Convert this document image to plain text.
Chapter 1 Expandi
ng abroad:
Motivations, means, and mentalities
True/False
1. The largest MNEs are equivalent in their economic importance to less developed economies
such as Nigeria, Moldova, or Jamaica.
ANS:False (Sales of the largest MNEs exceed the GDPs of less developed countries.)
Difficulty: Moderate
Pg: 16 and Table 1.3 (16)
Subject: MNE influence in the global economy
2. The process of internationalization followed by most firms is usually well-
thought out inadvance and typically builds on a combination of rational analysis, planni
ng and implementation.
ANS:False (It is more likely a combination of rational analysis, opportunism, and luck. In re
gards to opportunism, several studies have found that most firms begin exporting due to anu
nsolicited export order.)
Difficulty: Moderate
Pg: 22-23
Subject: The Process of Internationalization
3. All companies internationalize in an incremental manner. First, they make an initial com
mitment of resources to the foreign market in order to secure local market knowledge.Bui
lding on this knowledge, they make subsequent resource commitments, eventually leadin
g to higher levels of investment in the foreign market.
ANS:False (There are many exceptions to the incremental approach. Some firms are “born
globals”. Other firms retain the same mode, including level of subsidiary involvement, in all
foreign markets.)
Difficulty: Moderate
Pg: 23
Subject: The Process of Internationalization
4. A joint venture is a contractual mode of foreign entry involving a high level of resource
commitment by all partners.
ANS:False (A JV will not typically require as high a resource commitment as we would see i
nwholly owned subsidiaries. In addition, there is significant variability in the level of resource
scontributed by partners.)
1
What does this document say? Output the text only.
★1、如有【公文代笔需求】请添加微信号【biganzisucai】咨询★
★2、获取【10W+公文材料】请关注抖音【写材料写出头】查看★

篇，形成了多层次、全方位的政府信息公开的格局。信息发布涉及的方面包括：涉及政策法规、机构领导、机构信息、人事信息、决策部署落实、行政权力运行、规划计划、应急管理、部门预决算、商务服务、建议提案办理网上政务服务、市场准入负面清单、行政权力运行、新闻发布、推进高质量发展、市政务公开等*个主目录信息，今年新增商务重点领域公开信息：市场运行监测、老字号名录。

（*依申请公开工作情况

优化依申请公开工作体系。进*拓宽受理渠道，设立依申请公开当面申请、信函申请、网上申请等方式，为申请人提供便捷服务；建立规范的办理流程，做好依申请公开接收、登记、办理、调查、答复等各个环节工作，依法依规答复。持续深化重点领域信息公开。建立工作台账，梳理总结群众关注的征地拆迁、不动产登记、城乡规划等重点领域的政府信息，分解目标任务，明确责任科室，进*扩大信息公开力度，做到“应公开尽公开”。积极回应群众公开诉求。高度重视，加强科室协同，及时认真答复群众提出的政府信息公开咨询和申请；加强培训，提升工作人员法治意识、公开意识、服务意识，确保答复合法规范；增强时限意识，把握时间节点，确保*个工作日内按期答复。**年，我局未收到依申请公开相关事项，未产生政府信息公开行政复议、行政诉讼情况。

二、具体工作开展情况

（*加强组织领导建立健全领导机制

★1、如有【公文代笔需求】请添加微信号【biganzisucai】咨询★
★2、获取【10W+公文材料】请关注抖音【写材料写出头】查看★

○ ○ ○ ○

REQUIREMENT:
Output the data above exactly, please, line for line.

FINISHED TASK:
Convert this document image to plain text.
Chapter 1 Expandi
ng abroad:
Motivations, means, and mentalities
True/False
1. The largest MNEs are equivalent in their economic importance to less developed economies
such as Nigeria, Moldova, or Jamaica.
ANS:False (Sales of the largest MNEs exceed the GDPs of less developed countries.)
Difficulty: Moderate
Pg: 16 and Table 1.3 (16)
Subject: MNE influence in the global economy
2. The process of internationalization followed by most firms is usually well-
thought out inadvance and typically builds on a combination of rational analysis, planni
ng and implementation.
ANS:False (It is more likely a combination of rational analysis, opportunism, and luck. In re
gards to opportunism, several studies have found that most firms begin exporting due to anu
nsolicited export order.)
Difficulty: Moderate
Pg: 22-23
Subject: The Process of Internationalization
3. All companies internationalize in an incremental manner. First, they make an initial com
mitment of resources to the foreign market in order to secure local market knowledge.Bui
lding on this knowledge, they make subsequent resource commitments, eventually leadin
g to higher levels of investment in the foreign market.
ANS:False (There are many exceptions to the incremental approach. Some firms are “born
globals”. Other firms retain the same mode, including level of subsidiary involvement, in all
foreign markets.)
Difficulty: Moderate
Pg: 23
Subject: The Process of Internationalization
4. A joint venture is a contractual mode of foreign entry involving a high level of resource
commitment by all partners.
ANS:False (A JV will not typically require as high a resource commitment as we would see i
nwholly owned subsidiaries. In addition, there is significant variability in the level of resource
scontributed by partners.)
1
What does this document say? Output the text only.
★1、如有【公文代笔需求】请添加微信号【biganzisucai】咨询★
★2、获取【10W+公文材料】请关注抖音【写材料写出头】查看★

篇，形成了多层次、全方位的政府信息公开的格局。信息发布涉及的方面包括：涉及政策法规、机构领导、机构信息、人事信息、决策部署落实、行政权力运行、规划计划、应急管理、部门预决算、商务服务、建议提案办理网上政务服务、市场准入负面清单、行政权力运行、新闻发布、推进高质量发展、市政务公开等*个主目录信息，今年新增商务重点领域公开信息：市场运行监测、老字号名录。

（*依申请公开工作情况

优化依申请公开工作体系。进*拓宽受理渠道，设立依申请公开当面申请、信函申请、网上申请等方式，为申请人提供便捷服务；建立规范的办理流程，做好依申请公开接收、登记、办理、调查、答复等各个环节工作，依法依规答复。持续深化重点领域信息公开。建立工作台账，梳理总结群众关注的征地拆迁、不动产登记、城乡规划等重点领域的政府信息，分解目标任务，明确责任科室，进*扩大信息公开力度，做到“应公开尽公开”。积极回应群众公开诉求。高度重视，加强科室协同，及时认真答复群众提出的政府信息公开咨询和申请；加强培训，提升工作人员法治意识、公开意识、服务意识，确保答复合法规范；增强时限意识，把握时间节点，确保*个工作日内按期答复。**年，我局未收到依申请公开相关事项，未产生政府信息公开行政复议、行政诉讼情况。

二、具体工作开展情况

（*加强组织领导建立健全领导机制

★1、如有【公文代笔需求】请添加微信号【biganzisucai】咨询★
★2、获取【10W+公文材料】请关注抖音【写材料写出头】查看★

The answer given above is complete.